* [What is required]: Go through the listing below and list every line with "name".

# Provided information start

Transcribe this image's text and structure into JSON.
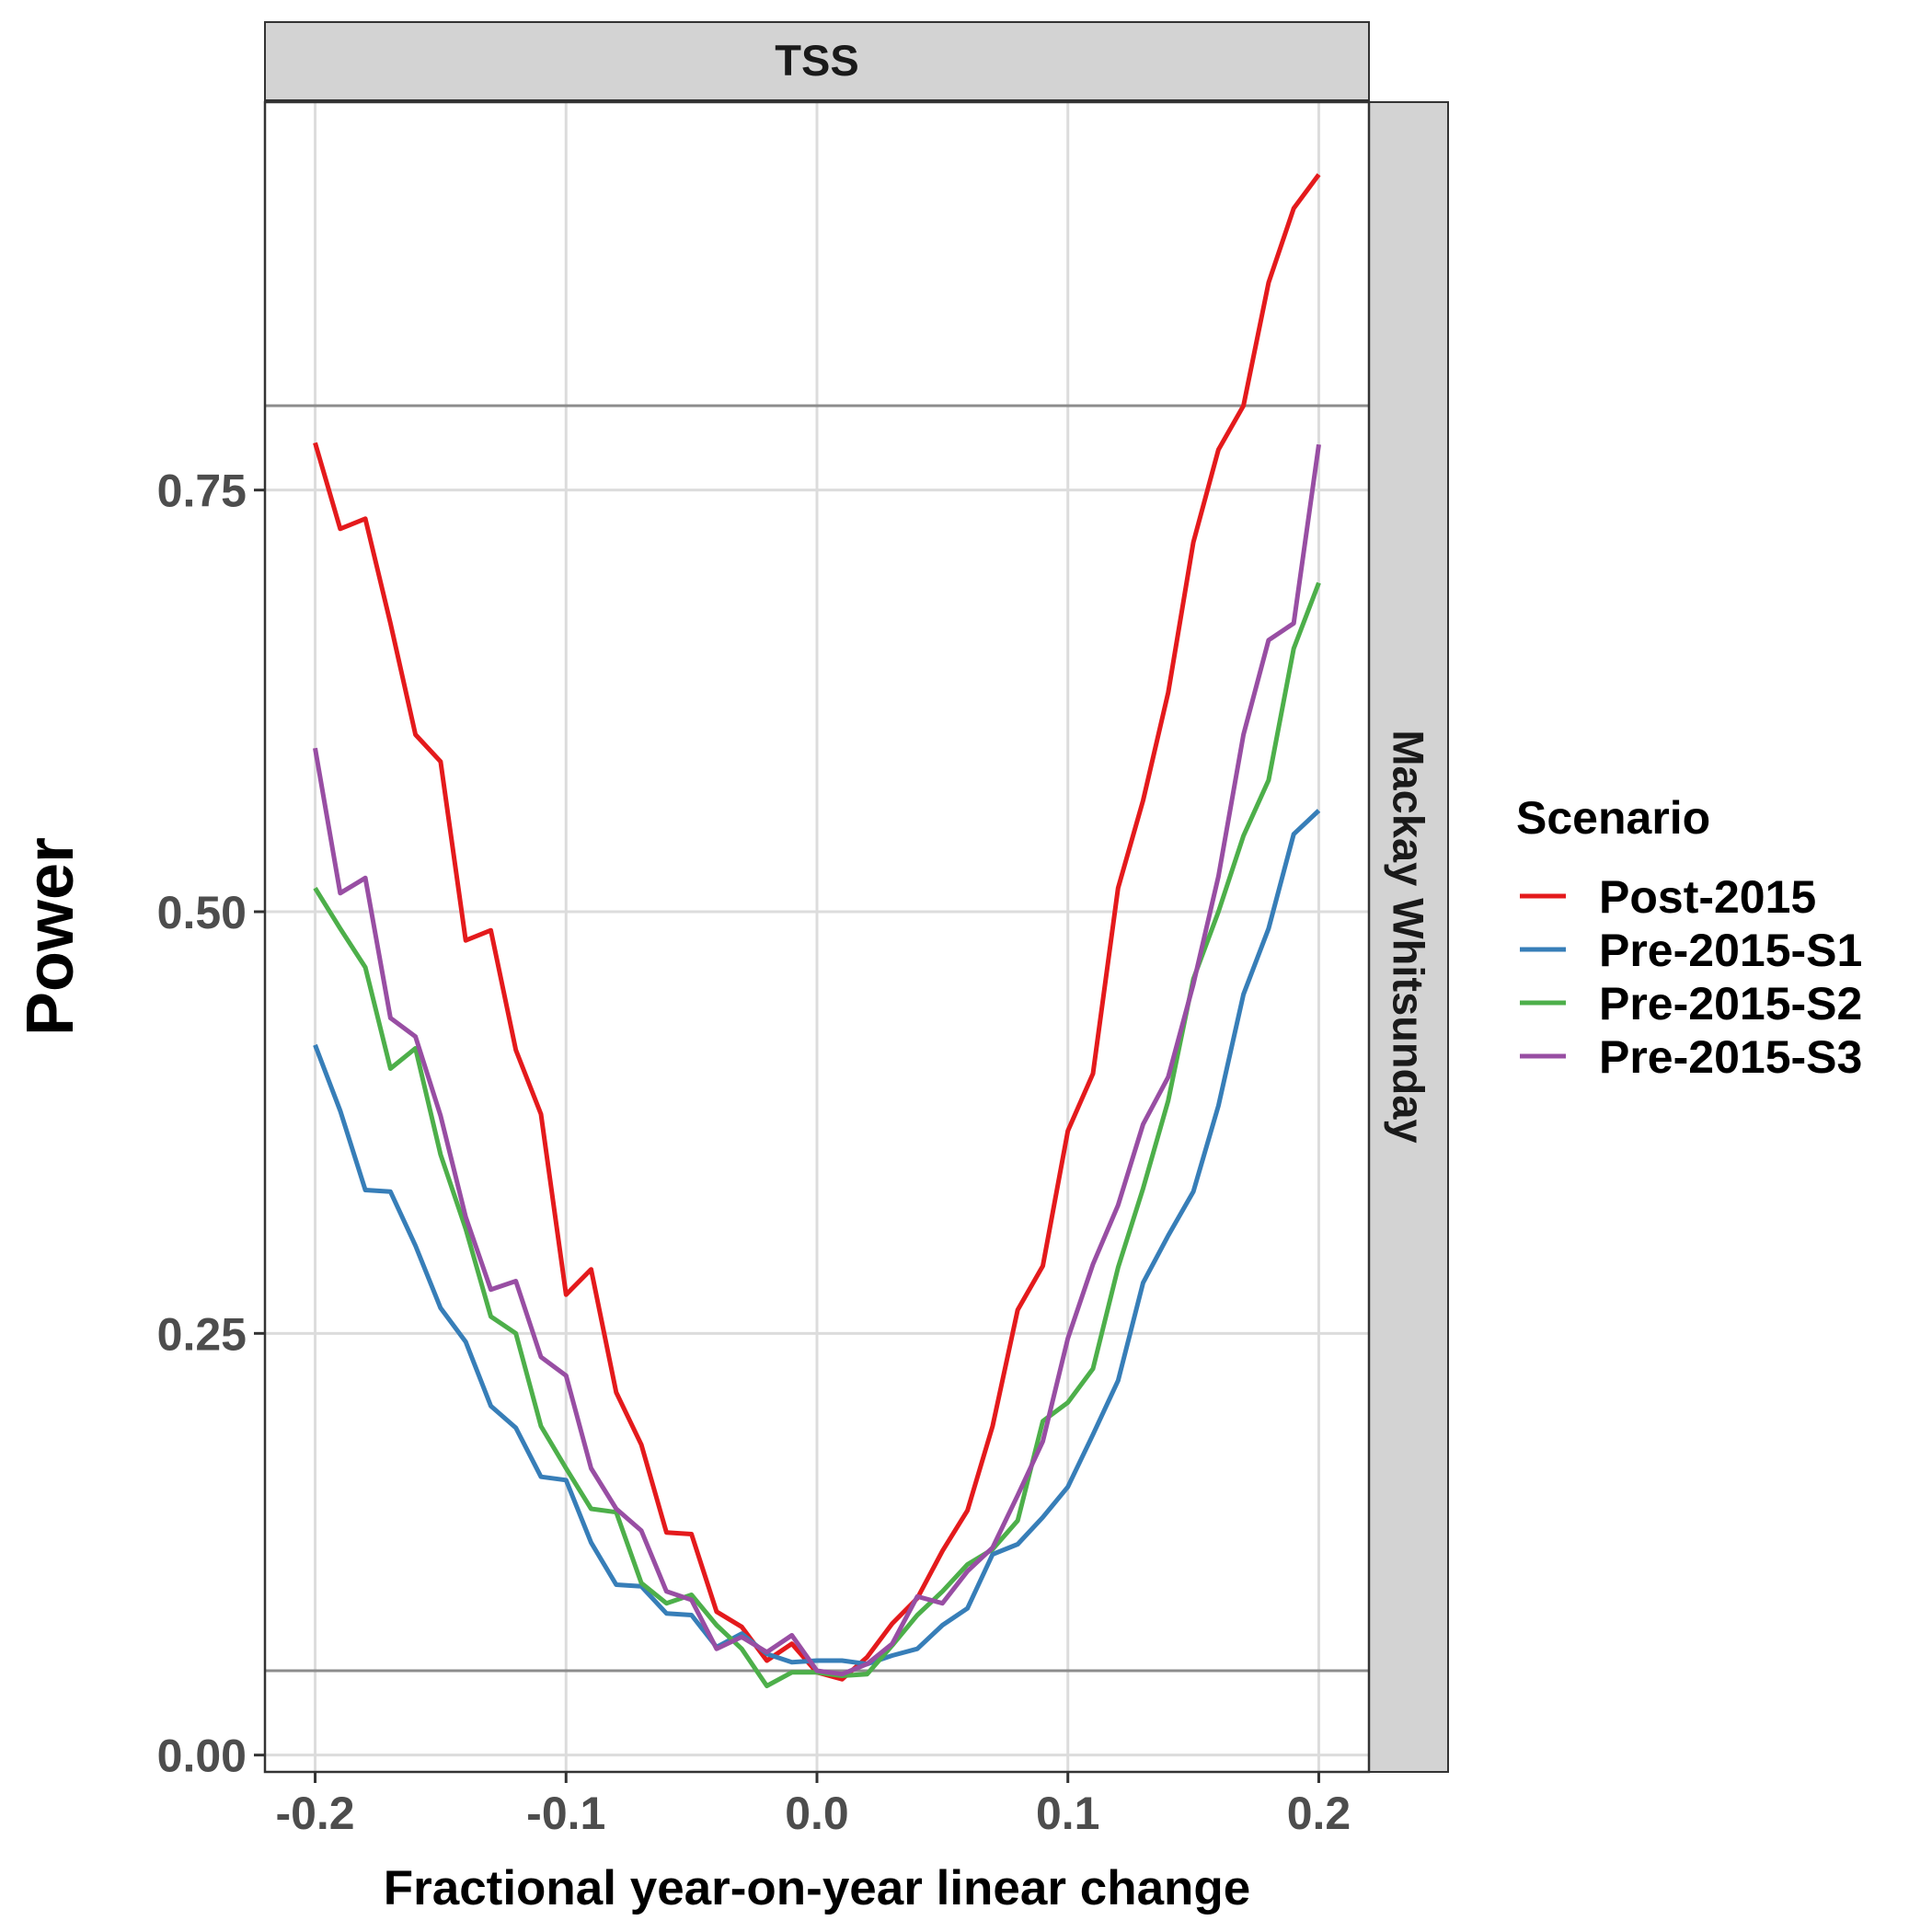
{
  "chart_data": {
    "type": "line",
    "facet_top": "TSS",
    "facet_right": "Mackay Whitsunday",
    "xlabel": "Fractional year-on-year linear change",
    "ylabel": "Power",
    "xlim": [
      -0.22,
      0.22
    ],
    "ylim": [
      -0.01,
      0.98
    ],
    "x_ticks": [
      -0.2,
      -0.1,
      0.0,
      0.1,
      0.2
    ],
    "x_tick_labels": [
      "-0.2",
      "-0.1",
      "0.0",
      "0.1",
      "0.2"
    ],
    "y_ticks": [
      0.0,
      0.25,
      0.5,
      0.75
    ],
    "y_tick_labels": [
      "0.00",
      "0.25",
      "0.50",
      "0.75"
    ],
    "reference_lines": [
      0.05,
      0.8
    ],
    "grid": true,
    "legend": {
      "title": "Scenario",
      "position": "right"
    },
    "x": [
      -0.2,
      -0.19,
      -0.18,
      -0.17,
      -0.16,
      -0.15,
      -0.14,
      -0.13,
      -0.12,
      -0.11,
      -0.1,
      -0.09,
      -0.08,
      -0.07,
      -0.06,
      -0.05,
      -0.04,
      -0.03,
      -0.02,
      -0.01,
      0.0,
      0.01,
      0.02,
      0.03,
      0.04,
      0.05,
      0.06,
      0.07,
      0.08,
      0.09,
      0.1,
      0.11,
      0.12,
      0.13,
      0.14,
      0.15,
      0.16,
      0.17,
      0.18,
      0.19,
      0.2
    ],
    "series": [
      {
        "name": "Post-2015",
        "color": "#E41A1C",
        "values": [
          0.778,
          0.727,
          0.733,
          0.671,
          0.605,
          0.589,
          0.483,
          0.489,
          0.418,
          0.38,
          0.273,
          0.288,
          0.215,
          0.184,
          0.132,
          0.131,
          0.085,
          0.076,
          0.056,
          0.066,
          0.049,
          0.045,
          0.058,
          0.078,
          0.093,
          0.121,
          0.145,
          0.195,
          0.264,
          0.29,
          0.37,
          0.404,
          0.514,
          0.566,
          0.63,
          0.719,
          0.774,
          0.8,
          0.873,
          0.917,
          0.937
        ]
      },
      {
        "name": "Pre-2015-S1",
        "color": "#377EB8",
        "values": [
          0.421,
          0.382,
          0.335,
          0.334,
          0.302,
          0.265,
          0.245,
          0.207,
          0.194,
          0.165,
          0.163,
          0.126,
          0.101,
          0.1,
          0.084,
          0.083,
          0.064,
          0.072,
          0.06,
          0.055,
          0.056,
          0.056,
          0.054,
          0.059,
          0.063,
          0.077,
          0.087,
          0.119,
          0.125,
          0.141,
          0.159,
          0.19,
          0.222,
          0.28,
          0.308,
          0.334,
          0.385,
          0.451,
          0.49,
          0.546,
          0.56
        ]
      },
      {
        "name": "Pre-2015-S2",
        "color": "#4DAF4A",
        "values": [
          0.514,
          0.49,
          0.467,
          0.407,
          0.419,
          0.356,
          0.312,
          0.26,
          0.25,
          0.195,
          0.17,
          0.146,
          0.144,
          0.102,
          0.09,
          0.095,
          0.077,
          0.063,
          0.041,
          0.049,
          0.049,
          0.047,
          0.048,
          0.065,
          0.083,
          0.097,
          0.113,
          0.122,
          0.139,
          0.198,
          0.209,
          0.229,
          0.289,
          0.336,
          0.388,
          0.46,
          0.5,
          0.545,
          0.578,
          0.656,
          0.695
        ]
      },
      {
        "name": "Pre-2015-S3",
        "color": "#984EA3",
        "values": [
          0.597,
          0.511,
          0.52,
          0.437,
          0.426,
          0.379,
          0.319,
          0.276,
          0.281,
          0.236,
          0.225,
          0.17,
          0.146,
          0.133,
          0.097,
          0.092,
          0.063,
          0.07,
          0.061,
          0.071,
          0.05,
          0.048,
          0.054,
          0.066,
          0.094,
          0.09,
          0.109,
          0.123,
          0.154,
          0.186,
          0.247,
          0.291,
          0.326,
          0.374,
          0.402,
          0.457,
          0.521,
          0.605,
          0.661,
          0.671,
          0.777
        ]
      }
    ]
  }
}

# Provided information end

* [Correct answer]:
        "name": "Post-2015",
        "name": "Pre-2015-S1",
        "name": "Pre-2015-S2",
        "name": "Pre-2015-S3",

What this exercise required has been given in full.